#### [WHAT NEEDS TO BE DONE]
Retype all the entries word for word, but omit the pictures.

#### [SUPPLIED MATERIAL]

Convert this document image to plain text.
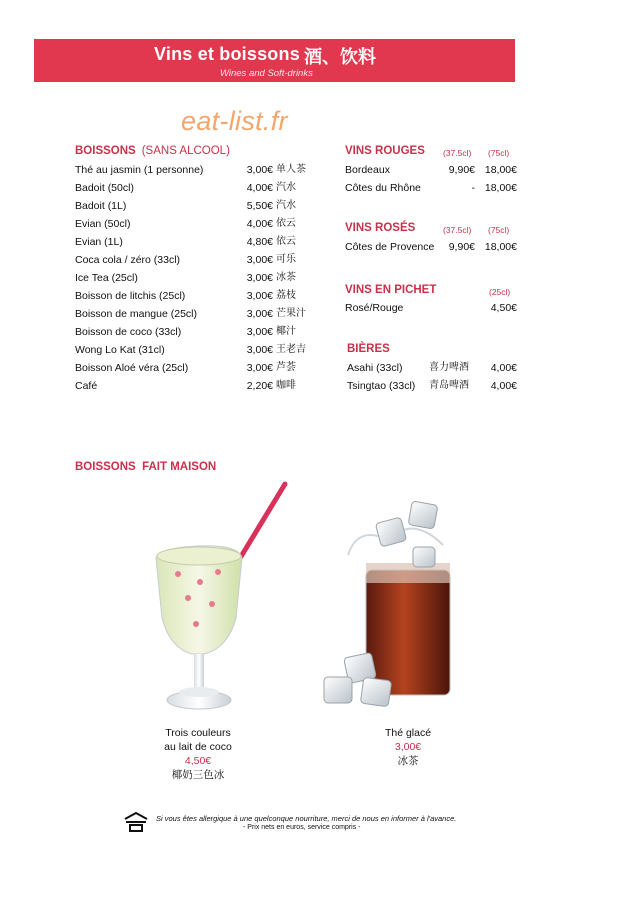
Vins et boissons 酒、饮料
Wines and Soft-drinks
eat-list.fr
BOISSONS (SANS ALCOOL)
Thé au jasmin (1 personne)	3,00€ 单人茶
Badoit (50cl)	4,00€ 汽水
Badoit (1L)	5,50€ 汽水
Evian (50cl)	4,00€ 依云
Evian (1L)	4,80€ 依云
Coca cola / zéro (33cl)	3,00€ 可乐
Ice Tea (25cl)	3,00€ 冰茶
Boisson de litchis (25cl)	3,00€ 荔枝
Boisson de mangue (25cl)	3,00€ 芒果汁
Boisson de coco (33cl)	3,00€ 椰汁
Wong Lo Kat (31cl)	3,00€ 王老吉
Boisson Aloé véra (25cl)	3,00€ 芦荟
Café	2,20€ 咖啡
VINS ROUGES (37.5cl) (75cl)
Bordeaux	9,90€ 18,00€
Côtes du Rhône	- 18,00€
VINS ROSÉS	(37.5cl) (75cl)
Côtes de Provence	9,90€ 18,00€
VINS EN PICHET	(25cl)
Rosé/Rouge	4,50€
BIÈRES
Asahi (33cl)	喜力啤酒	4,00€
Tsingtao (33cl) 青岛啤酒	4,00€
BOISSONS  FAIT MAISON
Trois couleurs
au lait de coco
4,50€
椰奶三色冰
Thé glacé
3,00€
冰茶
Si vous êtes allergique à une quelconque nourriture, merci de nous en informer à l'avance.
- Prix nets en euros, service compris -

#### [IN RESPONSE]
Convert this document image to plain text.
Vins et boissons 酒、饮料
Wines and Soft-drinks
eat-list.fr
BOISSONS (SANS ALCOOL)
Thé au jasmin (1 personne)	3,00€ 单人茶
Badoit (50cl)	4,00€ 汽水
Badoit (1L)	5,50€ 汽水
Evian (50cl)	4,00€ 依云
Evian (1L)	4,80€ 依云
Coca cola / zéro (33cl)	3,00€ 可乐
Ice Tea (25cl)	3,00€ 冰茶
Boisson de litchis (25cl)	3,00€ 荔枝
Boisson de mangue (25cl)	3,00€ 芒果汁
Boisson de coco (33cl)	3,00€ 椰汁
Wong Lo Kat (31cl)	3,00€ 王老吉
Boisson Aloé véra (25cl)	3,00€ 芦荟
Café	2,20€ 咖啡
VINS ROUGES (37.5cl) (75cl)
Bordeaux	9,90€ 18,00€
Côtes du Rhône	- 18,00€
VINS ROSÉS	(37.5cl) (75cl)
Côtes de Provence	9,90€ 18,00€
VINS EN PICHET	(25cl)
Rosé/Rouge	4,50€
BIÈRES
Asahi (33cl)	喜力啤酒	4,00€
Tsingtao (33cl) 青岛啤酒	4,00€
BOISSONS  FAIT MAISON
Trois couleurs
au lait de coco
4,50€
椰奶三色冰
Thé glacé
3,00€
冰茶
Si vous êtes allergique à une quelconque nourriture, merci de nous en informer à l'avance.
- Prix nets en euros, service compris -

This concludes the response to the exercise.